Exercise instructions:
Extract every line below that contains the word "Relative".

* Start Extracted records *

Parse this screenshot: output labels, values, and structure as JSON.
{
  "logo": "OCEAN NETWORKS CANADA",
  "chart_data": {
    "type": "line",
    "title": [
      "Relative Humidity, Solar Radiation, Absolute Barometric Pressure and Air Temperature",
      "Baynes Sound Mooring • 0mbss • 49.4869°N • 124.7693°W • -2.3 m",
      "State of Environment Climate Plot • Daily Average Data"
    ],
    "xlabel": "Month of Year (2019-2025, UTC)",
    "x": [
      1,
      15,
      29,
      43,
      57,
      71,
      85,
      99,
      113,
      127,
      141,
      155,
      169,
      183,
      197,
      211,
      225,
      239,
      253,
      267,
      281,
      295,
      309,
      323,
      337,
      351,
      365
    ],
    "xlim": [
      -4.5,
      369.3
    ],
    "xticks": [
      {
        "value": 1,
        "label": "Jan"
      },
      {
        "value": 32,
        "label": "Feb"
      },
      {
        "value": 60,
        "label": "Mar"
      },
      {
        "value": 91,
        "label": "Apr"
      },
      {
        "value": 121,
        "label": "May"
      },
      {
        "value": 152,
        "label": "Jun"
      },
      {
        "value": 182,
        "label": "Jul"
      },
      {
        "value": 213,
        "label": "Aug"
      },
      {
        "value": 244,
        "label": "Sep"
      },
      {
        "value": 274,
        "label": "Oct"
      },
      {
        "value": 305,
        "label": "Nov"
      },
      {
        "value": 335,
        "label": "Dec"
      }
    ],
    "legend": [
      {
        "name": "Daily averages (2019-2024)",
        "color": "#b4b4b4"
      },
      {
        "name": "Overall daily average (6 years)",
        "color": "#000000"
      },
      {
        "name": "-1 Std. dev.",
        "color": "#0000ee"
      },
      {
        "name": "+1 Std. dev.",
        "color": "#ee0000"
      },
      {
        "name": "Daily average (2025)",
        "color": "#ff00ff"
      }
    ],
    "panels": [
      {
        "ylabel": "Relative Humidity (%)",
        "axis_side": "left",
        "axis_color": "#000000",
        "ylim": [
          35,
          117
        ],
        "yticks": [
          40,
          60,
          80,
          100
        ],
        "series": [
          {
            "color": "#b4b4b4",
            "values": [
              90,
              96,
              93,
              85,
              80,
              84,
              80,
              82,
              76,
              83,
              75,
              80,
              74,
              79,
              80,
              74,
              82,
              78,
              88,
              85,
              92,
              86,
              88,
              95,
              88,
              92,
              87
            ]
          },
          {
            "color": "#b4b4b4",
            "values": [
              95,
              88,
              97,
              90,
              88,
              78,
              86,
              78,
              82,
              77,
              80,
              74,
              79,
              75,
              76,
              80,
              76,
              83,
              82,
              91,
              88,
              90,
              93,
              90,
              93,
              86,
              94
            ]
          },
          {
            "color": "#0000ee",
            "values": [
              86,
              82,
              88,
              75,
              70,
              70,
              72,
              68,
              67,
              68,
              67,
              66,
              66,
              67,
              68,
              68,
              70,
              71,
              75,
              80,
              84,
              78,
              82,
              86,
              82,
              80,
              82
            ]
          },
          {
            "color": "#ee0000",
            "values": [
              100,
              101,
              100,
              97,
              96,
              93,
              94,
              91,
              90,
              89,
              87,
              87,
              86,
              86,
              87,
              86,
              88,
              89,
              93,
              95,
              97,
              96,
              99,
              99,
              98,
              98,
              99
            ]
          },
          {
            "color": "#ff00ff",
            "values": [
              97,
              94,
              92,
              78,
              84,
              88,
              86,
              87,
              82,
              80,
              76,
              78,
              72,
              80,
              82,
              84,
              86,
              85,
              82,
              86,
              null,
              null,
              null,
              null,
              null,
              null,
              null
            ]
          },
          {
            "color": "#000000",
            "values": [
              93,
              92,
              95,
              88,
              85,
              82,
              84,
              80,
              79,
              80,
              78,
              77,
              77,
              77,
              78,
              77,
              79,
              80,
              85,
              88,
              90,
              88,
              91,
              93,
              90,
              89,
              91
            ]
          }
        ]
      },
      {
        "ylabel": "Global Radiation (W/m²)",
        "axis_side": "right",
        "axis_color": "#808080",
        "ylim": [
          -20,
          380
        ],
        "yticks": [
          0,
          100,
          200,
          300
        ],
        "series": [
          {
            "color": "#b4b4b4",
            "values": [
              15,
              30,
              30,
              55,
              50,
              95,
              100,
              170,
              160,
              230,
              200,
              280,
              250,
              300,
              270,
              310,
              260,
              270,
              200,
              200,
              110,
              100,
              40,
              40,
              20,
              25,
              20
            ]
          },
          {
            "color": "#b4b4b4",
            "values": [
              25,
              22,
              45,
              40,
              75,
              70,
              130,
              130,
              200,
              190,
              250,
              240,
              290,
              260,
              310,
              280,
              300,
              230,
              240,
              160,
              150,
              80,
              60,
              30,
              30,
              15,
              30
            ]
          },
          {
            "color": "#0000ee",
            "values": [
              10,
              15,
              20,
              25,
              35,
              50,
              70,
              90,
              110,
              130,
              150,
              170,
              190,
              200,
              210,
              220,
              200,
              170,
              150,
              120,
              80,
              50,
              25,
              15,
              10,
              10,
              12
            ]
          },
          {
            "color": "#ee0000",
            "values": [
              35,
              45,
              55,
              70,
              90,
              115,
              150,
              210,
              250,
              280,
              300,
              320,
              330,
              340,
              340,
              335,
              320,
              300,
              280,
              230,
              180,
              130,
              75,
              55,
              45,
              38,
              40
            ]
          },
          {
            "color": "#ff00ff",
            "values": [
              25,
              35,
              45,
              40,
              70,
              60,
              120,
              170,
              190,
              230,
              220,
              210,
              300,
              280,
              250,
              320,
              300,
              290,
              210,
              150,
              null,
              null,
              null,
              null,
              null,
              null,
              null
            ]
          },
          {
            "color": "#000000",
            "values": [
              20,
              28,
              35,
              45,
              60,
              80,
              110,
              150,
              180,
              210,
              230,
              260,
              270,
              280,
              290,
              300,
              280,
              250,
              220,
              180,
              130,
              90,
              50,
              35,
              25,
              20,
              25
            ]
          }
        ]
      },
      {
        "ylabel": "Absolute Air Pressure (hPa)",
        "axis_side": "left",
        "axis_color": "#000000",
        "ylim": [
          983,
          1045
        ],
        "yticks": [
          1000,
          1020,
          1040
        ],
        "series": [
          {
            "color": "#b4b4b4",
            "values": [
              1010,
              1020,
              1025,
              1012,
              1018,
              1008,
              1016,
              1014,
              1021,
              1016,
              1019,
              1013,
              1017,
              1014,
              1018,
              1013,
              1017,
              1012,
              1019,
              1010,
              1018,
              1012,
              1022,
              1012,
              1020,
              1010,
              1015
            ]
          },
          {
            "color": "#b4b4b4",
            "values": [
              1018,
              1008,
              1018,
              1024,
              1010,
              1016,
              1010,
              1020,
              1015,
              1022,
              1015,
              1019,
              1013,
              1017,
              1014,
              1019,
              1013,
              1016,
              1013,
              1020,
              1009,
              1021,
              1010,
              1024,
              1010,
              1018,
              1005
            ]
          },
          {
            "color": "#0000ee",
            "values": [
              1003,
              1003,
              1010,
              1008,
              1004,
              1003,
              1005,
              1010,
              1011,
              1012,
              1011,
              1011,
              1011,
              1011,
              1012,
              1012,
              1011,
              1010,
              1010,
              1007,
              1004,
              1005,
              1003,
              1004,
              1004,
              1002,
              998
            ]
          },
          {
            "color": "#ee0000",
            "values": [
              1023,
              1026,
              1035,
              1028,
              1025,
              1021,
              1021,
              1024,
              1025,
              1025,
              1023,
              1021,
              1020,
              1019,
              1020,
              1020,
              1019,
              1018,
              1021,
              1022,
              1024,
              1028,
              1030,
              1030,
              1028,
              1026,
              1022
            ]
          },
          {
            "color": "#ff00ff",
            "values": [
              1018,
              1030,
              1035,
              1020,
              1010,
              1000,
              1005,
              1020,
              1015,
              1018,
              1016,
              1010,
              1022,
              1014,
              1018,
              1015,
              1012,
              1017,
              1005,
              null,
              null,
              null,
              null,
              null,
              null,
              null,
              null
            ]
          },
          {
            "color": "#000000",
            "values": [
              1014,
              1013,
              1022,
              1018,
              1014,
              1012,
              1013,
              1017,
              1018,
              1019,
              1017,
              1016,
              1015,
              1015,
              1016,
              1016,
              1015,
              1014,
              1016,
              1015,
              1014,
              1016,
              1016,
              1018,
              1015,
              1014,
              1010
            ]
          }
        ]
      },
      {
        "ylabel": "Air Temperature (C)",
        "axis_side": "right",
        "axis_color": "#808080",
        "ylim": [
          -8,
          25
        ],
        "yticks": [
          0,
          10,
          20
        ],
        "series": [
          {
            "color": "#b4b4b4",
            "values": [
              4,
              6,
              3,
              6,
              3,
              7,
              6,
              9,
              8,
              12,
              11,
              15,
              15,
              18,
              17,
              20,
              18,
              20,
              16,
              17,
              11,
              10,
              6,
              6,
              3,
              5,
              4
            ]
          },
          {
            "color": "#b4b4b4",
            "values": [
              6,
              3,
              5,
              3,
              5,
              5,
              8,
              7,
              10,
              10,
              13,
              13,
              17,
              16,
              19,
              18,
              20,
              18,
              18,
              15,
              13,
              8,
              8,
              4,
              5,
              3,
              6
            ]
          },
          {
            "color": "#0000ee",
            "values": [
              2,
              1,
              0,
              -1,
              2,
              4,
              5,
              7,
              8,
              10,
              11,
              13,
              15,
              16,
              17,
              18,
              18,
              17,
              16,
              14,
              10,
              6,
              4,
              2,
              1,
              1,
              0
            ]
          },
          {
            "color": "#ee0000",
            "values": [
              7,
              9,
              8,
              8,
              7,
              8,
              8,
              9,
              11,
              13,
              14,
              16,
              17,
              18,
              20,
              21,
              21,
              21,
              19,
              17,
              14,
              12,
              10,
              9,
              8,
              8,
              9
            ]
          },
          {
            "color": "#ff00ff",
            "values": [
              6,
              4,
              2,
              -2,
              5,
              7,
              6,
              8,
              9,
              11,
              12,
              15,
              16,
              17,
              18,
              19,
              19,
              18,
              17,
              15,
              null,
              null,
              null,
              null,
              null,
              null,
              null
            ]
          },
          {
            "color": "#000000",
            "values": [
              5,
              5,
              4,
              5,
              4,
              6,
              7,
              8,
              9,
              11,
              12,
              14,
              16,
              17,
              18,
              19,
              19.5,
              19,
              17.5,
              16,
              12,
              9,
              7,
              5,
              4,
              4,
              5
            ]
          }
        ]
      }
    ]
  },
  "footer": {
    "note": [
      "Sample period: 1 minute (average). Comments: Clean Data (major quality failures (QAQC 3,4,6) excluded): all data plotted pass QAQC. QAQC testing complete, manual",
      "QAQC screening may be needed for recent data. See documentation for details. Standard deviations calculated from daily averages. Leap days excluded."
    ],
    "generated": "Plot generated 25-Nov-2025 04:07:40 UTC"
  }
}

* End Extracted records *

Written solution:
      "Relative Humidity, Solar Radiation, Absolute Barometric Pressure and Air Temperature",
        "ylabel": "Relative Humidity (%)",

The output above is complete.